Tally the lines that include the word "спорта" and reply with nothing but the total.

┄┄┄┄┄┄┄┄┄┄┄┄┄┄┄┄┄┄┄┄

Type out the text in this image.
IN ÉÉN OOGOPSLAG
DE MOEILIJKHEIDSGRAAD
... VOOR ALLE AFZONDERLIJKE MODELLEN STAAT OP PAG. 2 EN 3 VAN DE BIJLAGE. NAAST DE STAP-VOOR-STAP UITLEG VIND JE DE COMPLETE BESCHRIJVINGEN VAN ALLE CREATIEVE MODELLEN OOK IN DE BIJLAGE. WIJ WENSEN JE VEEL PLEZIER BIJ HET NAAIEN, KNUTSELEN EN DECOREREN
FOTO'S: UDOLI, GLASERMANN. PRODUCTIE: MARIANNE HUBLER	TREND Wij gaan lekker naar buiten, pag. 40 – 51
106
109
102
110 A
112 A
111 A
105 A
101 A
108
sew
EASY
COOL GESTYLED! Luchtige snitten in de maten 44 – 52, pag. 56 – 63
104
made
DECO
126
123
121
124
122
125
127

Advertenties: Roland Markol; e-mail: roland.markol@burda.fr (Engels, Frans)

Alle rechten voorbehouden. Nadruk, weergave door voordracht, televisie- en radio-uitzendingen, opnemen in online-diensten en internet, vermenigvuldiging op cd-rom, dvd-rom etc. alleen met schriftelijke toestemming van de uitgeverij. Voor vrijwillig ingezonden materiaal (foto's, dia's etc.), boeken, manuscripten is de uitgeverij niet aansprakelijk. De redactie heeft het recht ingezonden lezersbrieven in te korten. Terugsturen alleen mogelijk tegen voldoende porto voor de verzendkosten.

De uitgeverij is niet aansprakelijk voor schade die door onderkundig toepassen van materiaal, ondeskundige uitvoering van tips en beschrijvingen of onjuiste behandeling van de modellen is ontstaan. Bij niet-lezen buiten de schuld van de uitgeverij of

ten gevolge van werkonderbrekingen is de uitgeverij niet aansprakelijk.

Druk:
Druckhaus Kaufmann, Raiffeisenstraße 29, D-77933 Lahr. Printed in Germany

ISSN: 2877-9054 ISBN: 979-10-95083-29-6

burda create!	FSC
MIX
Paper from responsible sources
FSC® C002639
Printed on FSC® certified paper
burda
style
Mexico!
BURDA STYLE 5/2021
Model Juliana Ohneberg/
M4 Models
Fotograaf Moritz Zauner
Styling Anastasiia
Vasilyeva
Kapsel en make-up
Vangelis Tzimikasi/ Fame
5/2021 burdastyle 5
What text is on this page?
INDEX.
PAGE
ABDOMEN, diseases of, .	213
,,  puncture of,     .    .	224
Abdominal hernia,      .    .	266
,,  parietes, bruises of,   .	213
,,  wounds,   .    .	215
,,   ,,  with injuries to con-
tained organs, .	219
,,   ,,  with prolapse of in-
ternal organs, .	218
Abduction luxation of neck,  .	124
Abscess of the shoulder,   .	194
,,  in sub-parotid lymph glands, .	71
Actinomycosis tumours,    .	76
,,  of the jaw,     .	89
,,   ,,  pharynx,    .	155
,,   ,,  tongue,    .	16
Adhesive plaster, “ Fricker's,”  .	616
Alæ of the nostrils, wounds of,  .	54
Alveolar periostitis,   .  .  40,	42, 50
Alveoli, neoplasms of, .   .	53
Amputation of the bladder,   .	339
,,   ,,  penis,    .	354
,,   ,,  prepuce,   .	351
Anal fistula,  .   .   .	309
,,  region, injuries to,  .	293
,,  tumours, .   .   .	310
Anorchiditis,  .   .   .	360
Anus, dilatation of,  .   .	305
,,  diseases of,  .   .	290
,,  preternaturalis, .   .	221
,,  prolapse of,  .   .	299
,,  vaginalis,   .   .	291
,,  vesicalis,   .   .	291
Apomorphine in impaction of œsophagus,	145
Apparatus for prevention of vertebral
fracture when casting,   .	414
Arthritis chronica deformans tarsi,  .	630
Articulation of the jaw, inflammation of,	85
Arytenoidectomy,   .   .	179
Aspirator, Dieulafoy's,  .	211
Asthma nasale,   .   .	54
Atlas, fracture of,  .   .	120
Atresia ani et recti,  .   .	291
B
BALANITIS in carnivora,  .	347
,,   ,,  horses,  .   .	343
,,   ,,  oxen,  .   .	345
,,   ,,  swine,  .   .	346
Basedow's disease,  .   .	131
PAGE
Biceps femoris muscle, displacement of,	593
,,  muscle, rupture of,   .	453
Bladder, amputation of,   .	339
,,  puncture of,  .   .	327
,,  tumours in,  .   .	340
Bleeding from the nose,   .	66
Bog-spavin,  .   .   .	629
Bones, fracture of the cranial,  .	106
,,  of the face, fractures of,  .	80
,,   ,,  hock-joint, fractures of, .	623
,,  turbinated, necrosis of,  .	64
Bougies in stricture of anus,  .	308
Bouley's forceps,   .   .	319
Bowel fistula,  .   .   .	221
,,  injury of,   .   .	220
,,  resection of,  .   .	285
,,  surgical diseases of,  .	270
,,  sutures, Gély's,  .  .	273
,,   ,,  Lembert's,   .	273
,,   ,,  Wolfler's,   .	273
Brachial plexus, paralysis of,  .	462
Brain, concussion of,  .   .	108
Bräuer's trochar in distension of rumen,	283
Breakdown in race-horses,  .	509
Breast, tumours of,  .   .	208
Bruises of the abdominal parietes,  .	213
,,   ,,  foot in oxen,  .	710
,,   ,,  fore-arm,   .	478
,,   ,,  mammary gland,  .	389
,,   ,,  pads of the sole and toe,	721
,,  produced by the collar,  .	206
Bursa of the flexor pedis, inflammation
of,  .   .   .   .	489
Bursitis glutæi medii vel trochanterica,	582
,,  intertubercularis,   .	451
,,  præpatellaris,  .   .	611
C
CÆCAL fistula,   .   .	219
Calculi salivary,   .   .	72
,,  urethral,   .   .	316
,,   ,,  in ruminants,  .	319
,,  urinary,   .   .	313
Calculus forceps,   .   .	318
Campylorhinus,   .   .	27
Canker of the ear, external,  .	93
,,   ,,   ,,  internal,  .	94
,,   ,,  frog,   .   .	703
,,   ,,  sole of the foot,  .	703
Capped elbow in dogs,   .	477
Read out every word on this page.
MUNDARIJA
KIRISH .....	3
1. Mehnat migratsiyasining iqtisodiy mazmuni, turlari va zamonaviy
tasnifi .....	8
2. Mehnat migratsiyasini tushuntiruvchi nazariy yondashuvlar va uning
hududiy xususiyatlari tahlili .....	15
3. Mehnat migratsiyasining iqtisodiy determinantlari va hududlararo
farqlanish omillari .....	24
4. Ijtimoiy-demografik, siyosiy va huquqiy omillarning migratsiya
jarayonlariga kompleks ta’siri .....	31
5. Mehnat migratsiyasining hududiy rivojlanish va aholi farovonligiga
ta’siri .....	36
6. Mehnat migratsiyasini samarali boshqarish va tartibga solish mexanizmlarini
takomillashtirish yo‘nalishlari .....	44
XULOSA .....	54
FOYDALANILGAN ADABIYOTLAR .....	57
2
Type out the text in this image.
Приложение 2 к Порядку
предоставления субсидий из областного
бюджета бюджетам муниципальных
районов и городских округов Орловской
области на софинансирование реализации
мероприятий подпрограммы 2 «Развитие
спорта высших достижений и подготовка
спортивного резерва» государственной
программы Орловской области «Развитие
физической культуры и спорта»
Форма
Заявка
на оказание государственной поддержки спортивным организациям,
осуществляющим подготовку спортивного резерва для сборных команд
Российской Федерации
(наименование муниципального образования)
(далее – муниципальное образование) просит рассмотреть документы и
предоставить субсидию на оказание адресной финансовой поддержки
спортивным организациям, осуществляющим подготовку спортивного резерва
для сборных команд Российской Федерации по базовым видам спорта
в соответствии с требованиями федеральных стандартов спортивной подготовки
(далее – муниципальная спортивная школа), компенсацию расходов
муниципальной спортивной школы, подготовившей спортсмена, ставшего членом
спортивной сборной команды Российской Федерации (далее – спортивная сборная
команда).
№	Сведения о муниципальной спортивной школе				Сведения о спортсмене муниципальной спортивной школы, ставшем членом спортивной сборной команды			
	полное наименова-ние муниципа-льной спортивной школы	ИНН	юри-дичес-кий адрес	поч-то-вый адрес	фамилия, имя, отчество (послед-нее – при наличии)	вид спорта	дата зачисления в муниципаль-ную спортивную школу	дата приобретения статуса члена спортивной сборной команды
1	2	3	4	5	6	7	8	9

┄┄┄┄┄┄┄┄┄┄┄┄┄┄┄┄┄┄┄┄

** Exercise output **
4